→ **What you need to do**
Return, character for character, the lines from the one bearing "Type out the text in this image." through the end of the material. Omit everything before that line.

→ **Records**
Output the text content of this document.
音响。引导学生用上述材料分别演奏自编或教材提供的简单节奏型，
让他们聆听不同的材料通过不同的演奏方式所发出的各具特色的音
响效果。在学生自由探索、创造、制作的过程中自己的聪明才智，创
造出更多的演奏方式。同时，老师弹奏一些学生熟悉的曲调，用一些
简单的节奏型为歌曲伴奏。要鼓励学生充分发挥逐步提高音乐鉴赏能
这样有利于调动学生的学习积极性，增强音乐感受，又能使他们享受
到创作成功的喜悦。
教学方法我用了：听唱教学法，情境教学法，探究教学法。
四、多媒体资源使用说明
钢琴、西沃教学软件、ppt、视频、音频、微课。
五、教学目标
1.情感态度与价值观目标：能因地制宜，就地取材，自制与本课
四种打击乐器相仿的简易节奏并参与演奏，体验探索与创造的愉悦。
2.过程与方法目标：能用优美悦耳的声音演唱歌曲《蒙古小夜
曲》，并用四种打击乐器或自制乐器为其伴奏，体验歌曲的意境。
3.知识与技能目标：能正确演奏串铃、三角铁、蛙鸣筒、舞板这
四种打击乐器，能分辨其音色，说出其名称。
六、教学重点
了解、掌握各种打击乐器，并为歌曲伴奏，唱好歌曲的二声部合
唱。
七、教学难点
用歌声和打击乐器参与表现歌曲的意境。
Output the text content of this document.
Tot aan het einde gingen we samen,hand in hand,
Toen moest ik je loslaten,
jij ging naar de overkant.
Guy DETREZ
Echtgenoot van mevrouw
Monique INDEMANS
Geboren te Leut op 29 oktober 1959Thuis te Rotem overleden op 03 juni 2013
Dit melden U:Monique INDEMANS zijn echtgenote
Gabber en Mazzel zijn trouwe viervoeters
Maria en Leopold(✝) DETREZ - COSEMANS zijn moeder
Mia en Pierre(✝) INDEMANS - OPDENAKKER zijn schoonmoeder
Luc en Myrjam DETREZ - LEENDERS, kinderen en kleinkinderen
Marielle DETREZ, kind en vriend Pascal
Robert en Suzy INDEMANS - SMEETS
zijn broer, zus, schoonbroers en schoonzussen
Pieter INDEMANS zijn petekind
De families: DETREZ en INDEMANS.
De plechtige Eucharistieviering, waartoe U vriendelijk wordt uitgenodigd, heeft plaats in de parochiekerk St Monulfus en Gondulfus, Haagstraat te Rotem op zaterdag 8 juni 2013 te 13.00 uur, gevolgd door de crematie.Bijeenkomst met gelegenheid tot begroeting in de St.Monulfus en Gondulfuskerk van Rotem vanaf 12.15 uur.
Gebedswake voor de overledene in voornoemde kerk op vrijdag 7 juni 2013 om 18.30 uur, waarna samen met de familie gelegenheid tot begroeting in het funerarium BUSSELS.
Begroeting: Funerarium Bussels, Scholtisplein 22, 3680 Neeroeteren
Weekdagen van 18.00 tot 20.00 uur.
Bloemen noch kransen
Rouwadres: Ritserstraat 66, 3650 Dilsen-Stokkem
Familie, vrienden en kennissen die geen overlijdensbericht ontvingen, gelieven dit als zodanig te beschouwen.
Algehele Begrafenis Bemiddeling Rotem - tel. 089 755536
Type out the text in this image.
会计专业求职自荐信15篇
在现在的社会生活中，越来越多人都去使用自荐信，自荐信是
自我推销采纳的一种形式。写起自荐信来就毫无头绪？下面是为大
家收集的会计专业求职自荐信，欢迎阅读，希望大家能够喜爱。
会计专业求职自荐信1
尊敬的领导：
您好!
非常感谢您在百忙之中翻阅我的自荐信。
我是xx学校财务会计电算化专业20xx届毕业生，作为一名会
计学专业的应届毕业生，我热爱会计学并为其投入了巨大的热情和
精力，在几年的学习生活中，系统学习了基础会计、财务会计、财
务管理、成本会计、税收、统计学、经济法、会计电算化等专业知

→ **Solution below**
Type out the text in this image.
会计专业求职自荐信15篇
在现在的社会生活中，越来越多人都去使用自荐信，自荐信是
自我推销采纳的一种形式。写起自荐信来就毫无头绪？下面是为大
家收集的会计专业求职自荐信，欢迎阅读，希望大家能够喜爱。
会计专业求职自荐信1
尊敬的领导：
您好!
非常感谢您在百忙之中翻阅我的自荐信。
我是xx学校财务会计电算化专业20xx届毕业生，作为一名会
计学专业的应届毕业生，我热爱会计学并为其投入了巨大的热情和
精力，在几年的学习生活中，系统学习了基础会计、财务会计、财
务管理、成本会计、税收、统计学、经济法、会计电算化等专业知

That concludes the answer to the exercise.